### TASK TO COMPLETE
Identify the lines that contain the word "length" and copy each one.

(Records from a dataset)

------------------------------------------------------------------------

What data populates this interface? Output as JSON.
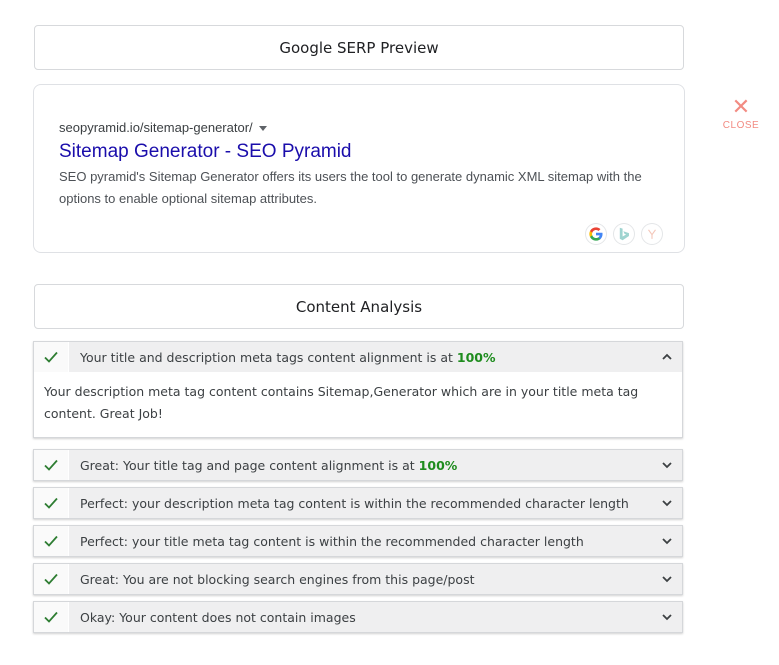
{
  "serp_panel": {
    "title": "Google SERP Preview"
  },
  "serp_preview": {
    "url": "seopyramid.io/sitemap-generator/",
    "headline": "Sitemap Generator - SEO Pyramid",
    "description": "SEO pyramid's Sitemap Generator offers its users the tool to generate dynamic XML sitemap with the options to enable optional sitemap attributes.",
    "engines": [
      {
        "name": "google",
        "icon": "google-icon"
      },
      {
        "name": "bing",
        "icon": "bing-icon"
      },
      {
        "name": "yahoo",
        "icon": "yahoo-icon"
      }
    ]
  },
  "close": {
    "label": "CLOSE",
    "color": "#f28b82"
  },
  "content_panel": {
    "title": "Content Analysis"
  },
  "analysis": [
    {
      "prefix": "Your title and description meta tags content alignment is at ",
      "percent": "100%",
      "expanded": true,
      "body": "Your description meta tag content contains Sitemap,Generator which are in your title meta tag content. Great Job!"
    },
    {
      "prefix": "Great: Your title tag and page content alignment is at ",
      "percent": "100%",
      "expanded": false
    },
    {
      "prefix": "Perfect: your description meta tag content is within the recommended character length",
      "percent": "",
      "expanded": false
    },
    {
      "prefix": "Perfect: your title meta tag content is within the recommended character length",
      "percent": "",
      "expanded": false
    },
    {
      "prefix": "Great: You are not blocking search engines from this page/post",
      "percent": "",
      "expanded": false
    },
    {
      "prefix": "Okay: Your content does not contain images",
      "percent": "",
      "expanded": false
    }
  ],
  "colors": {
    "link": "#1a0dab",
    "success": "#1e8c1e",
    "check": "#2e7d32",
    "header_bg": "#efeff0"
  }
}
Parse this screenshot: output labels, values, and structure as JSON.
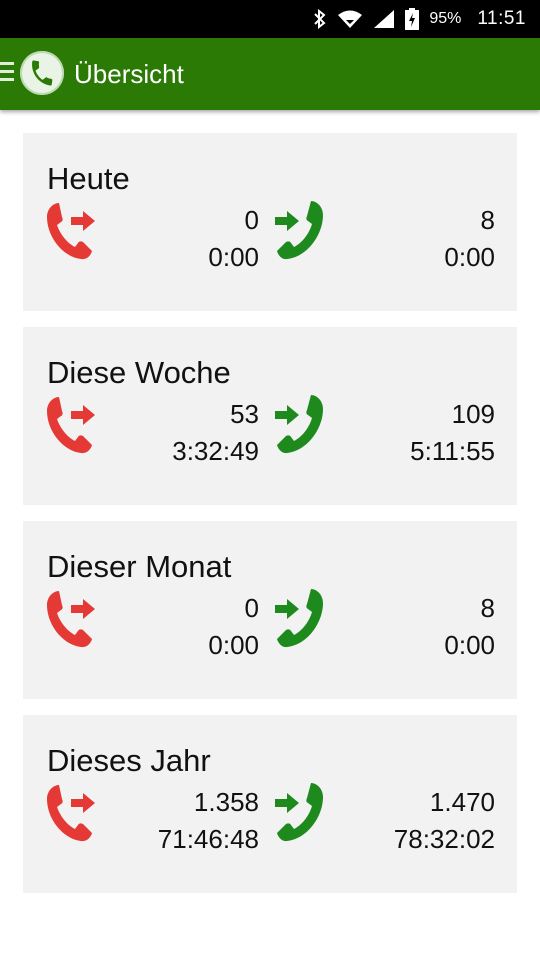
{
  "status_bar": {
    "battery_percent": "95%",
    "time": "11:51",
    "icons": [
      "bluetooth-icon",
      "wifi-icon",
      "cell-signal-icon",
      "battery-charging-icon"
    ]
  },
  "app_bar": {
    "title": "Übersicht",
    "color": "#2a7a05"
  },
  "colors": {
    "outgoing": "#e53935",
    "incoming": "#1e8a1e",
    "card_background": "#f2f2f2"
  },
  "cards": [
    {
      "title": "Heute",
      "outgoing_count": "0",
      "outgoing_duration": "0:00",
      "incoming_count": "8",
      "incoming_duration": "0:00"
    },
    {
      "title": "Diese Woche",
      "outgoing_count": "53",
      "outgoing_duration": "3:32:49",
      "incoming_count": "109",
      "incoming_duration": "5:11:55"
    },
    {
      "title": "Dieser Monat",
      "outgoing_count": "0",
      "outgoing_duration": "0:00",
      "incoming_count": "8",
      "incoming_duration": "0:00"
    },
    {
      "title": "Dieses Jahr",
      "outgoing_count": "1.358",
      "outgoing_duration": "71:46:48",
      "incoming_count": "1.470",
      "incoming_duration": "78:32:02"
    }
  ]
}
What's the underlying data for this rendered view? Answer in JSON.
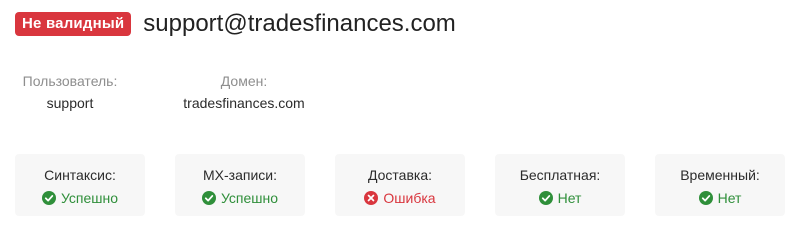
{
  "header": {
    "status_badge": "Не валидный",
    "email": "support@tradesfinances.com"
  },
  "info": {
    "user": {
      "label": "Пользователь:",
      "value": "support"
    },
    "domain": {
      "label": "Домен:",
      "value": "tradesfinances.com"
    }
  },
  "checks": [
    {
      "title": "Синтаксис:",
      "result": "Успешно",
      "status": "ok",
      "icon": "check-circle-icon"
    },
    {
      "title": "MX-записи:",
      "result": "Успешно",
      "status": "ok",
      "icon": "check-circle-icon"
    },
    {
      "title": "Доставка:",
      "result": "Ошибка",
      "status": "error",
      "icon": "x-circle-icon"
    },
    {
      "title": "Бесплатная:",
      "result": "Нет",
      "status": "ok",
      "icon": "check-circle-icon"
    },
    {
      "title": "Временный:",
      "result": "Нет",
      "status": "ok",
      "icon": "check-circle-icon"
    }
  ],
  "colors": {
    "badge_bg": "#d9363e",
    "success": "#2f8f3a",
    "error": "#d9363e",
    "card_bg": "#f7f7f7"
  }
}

------------------------------------------------------------------------

### RESULT OF THE EXERCISE
      "prefix": "Perfect: your description meta tag content is within the recommended character length",
      "prefix": "Perfect: your title meta tag content is within the recommended character length",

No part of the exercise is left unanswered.